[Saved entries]

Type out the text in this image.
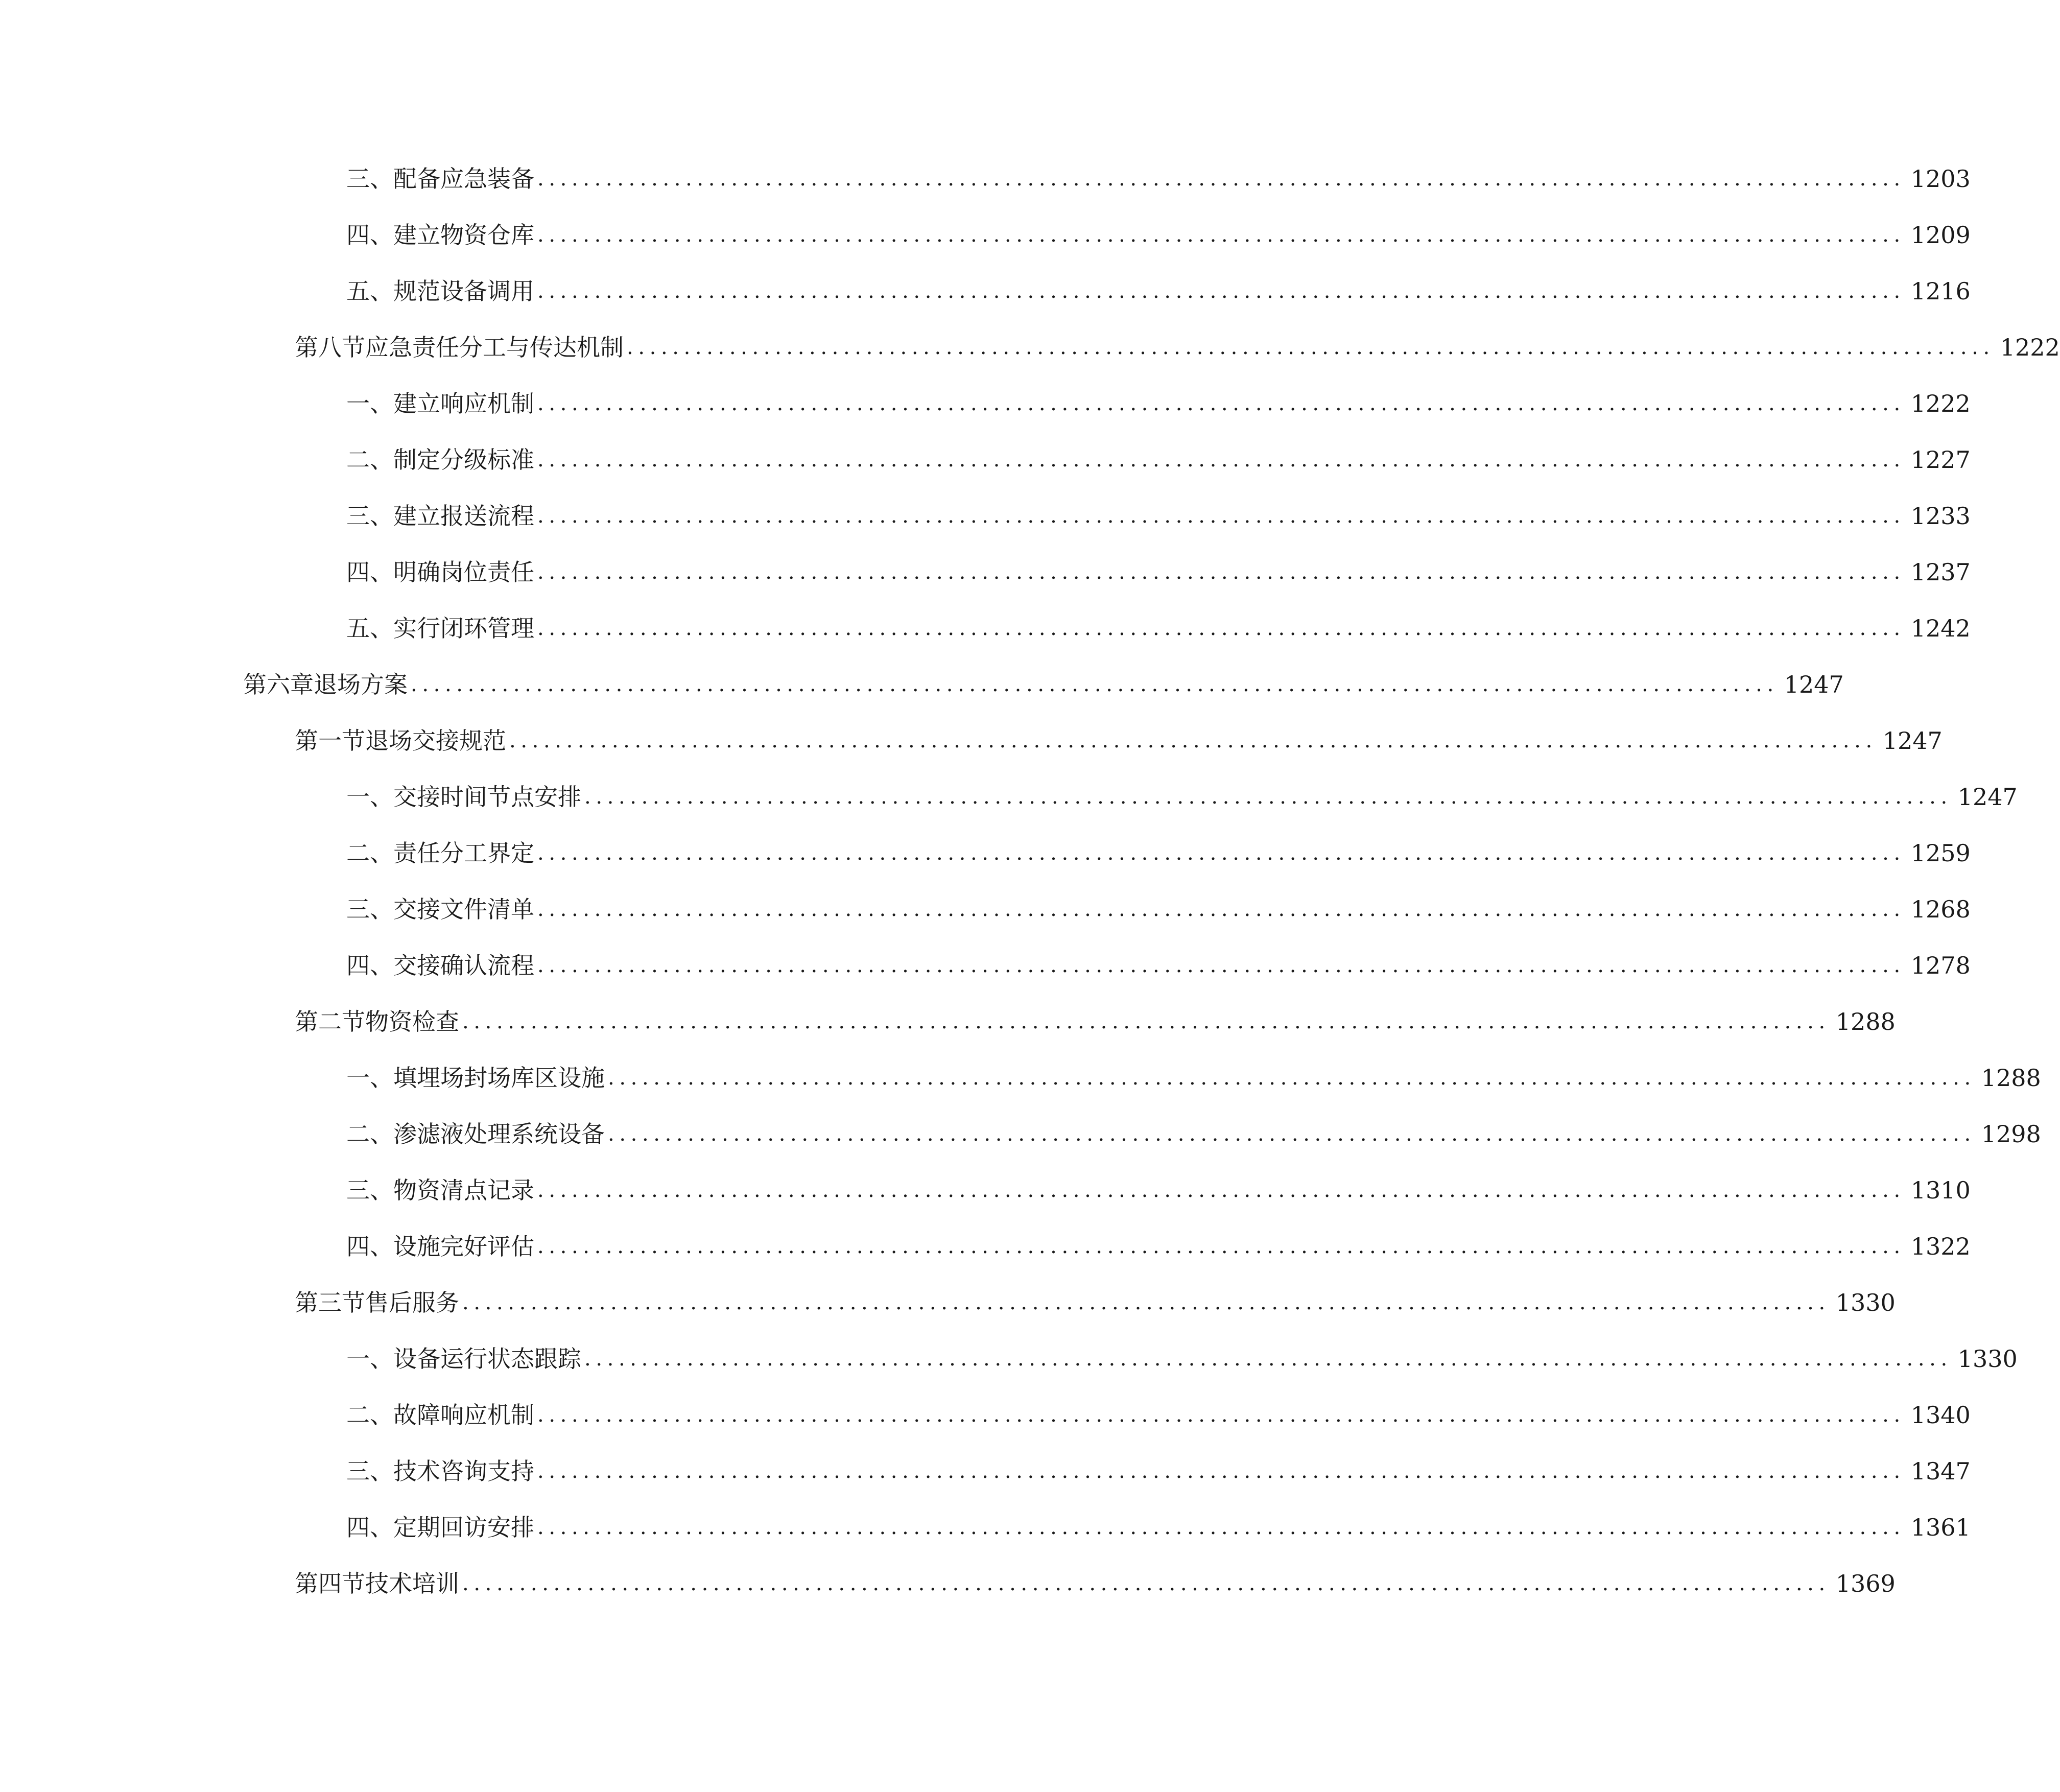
三、 配备应急装备 ........................................................................................................................ 1203
四、 建立物资仓库 ........................................................................................................................ 1209
五、 规范设备调用 ........................................................................................................................ 1216
第八节 应急责任分工与传达机制 ........................................................................................................................ 1222
一、 建立响应机制 ........................................................................................................................ 1222
二、 制定分级标准 ........................................................................................................................ 1227
三、 建立报送流程 ........................................................................................................................ 1233
四、 明确岗位责任 ........................................................................................................................ 1237
五、 实行闭环管理 ........................................................................................................................ 1242
第六章 退场方案 ........................................................................................................................ 1247
第一节 退场交接规范 ........................................................................................................................ 1247
一、 交接时间节点安排 ........................................................................................................................ 1247
二、 责任分工界定 ........................................................................................................................ 1259
三、 交接文件清单 ........................................................................................................................ 1268
四、 交接确认流程 ........................................................................................................................ 1278
第二节 物资检查 ........................................................................................................................ 1288
一、 填埋场封场库区设施 ........................................................................................................................ 1288
二、 渗滤液处理系统设备 ........................................................................................................................ 1298
三、 物资清点记录 ........................................................................................................................ 1310
四、 设施完好评估 ........................................................................................................................ 1322
第三节 售后服务 ........................................................................................................................ 1330
一、 设备运行状态跟踪 ........................................................................................................................ 1330
二、 故障响应机制 ........................................................................................................................ 1340
三、 技术咨询支持 ........................................................................................................................ 1347
四、 定期回访安排 ........................................................................................................................ 1361
第四节 技术培训 ........................................................................................................................ 1369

→ **GIVEN INSTRUCTION**: Print the complete listing exactly as it stands, without its pictures.

→ **TASK OUTPUT**:
Type out the text in this image.
三、 配备应急装备 ........................................................................................................................ 1203
四、 建立物资仓库 ........................................................................................................................ 1209
五、 规范设备调用 ........................................................................................................................ 1216
第八节 应急责任分工与传达机制 ........................................................................................................................ 1222
一、 建立响应机制 ........................................................................................................................ 1222
二、 制定分级标准 ........................................................................................................................ 1227
三、 建立报送流程 ........................................................................................................................ 1233
四、 明确岗位责任 ........................................................................................................................ 1237
五、 实行闭环管理 ........................................................................................................................ 1242
第六章 退场方案 ........................................................................................................................ 1247
第一节 退场交接规范 ........................................................................................................................ 1247
一、 交接时间节点安排 ........................................................................................................................ 1247
二、 责任分工界定 ........................................................................................................................ 1259
三、 交接文件清单 ........................................................................................................................ 1268
四、 交接确认流程 ........................................................................................................................ 1278
第二节 物资检查 ........................................................................................................................ 1288
一、 填埋场封场库区设施 ........................................................................................................................ 1288
二、 渗滤液处理系统设备 ........................................................................................................................ 1298
三、 物资清点记录 ........................................................................................................................ 1310
四、 设施完好评估 ........................................................................................................................ 1322
第三节 售后服务 ........................................................................................................................ 1330
一、 设备运行状态跟踪 ........................................................................................................................ 1330
二、 故障响应机制 ........................................................................................................................ 1340
三、 技术咨询支持 ........................................................................................................................ 1347
四、 定期回访安排 ........................................................................................................................ 1361
第四节 技术培训 ........................................................................................................................ 1369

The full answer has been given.